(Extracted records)

──────────

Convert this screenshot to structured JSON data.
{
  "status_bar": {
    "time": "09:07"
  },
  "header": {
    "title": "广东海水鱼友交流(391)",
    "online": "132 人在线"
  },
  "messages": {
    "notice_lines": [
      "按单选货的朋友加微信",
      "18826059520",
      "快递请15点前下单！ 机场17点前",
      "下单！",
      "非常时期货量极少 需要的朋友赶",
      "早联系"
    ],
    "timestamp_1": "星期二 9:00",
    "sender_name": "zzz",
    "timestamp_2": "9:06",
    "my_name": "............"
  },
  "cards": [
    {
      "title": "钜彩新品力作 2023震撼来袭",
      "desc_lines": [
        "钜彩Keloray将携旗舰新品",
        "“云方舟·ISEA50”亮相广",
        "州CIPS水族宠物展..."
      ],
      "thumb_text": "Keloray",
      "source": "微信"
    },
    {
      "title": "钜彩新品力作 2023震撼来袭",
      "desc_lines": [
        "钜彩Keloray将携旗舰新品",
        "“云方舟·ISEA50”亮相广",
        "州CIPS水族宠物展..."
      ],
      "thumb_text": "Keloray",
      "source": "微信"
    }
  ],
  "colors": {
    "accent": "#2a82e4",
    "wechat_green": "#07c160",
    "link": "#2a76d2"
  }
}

──────────

DESCRIPTION OF THE TASK: Give a word-for-word copy of the records.

OUTPUT:
Convert this screenshot to structured JSON data.
{
  "status_bar": {
    "time": "09:07"
  },
  "header": {
    "title": "广东海水鱼友交流(391)",
    "online": "132 人在线"
  },
  "messages": {
    "notice_lines": [
      "按单选货的朋友加微信",
      "18826059520",
      "快递请15点前下单！ 机场17点前",
      "下单！",
      "非常时期货量极少 需要的朋友赶",
      "早联系"
    ],
    "timestamp_1": "星期二 9:00",
    "sender_name": "zzz",
    "timestamp_2": "9:06",
    "my_name": "............"
  },
  "cards": [
    {
      "title": "钜彩新品力作 2023震撼来袭",
      "desc_lines": [
        "钜彩Keloray将携旗舰新品",
        "“云方舟·ISEA50”亮相广",
        "州CIPS水族宠物展..."
      ],
      "thumb_text": "Keloray",
      "source": "微信"
    },
    {
      "title": "钜彩新品力作 2023震撼来袭",
      "desc_lines": [
        "钜彩Keloray将携旗舰新品",
        "“云方舟·ISEA50”亮相广",
        "州CIPS水族宠物展..."
      ],
      "thumb_text": "Keloray",
      "source": "微信"
    }
  ],
  "colors": {
    "accent": "#2a82e4",
    "wechat_green": "#07c160",
    "link": "#2a76d2"
  }
}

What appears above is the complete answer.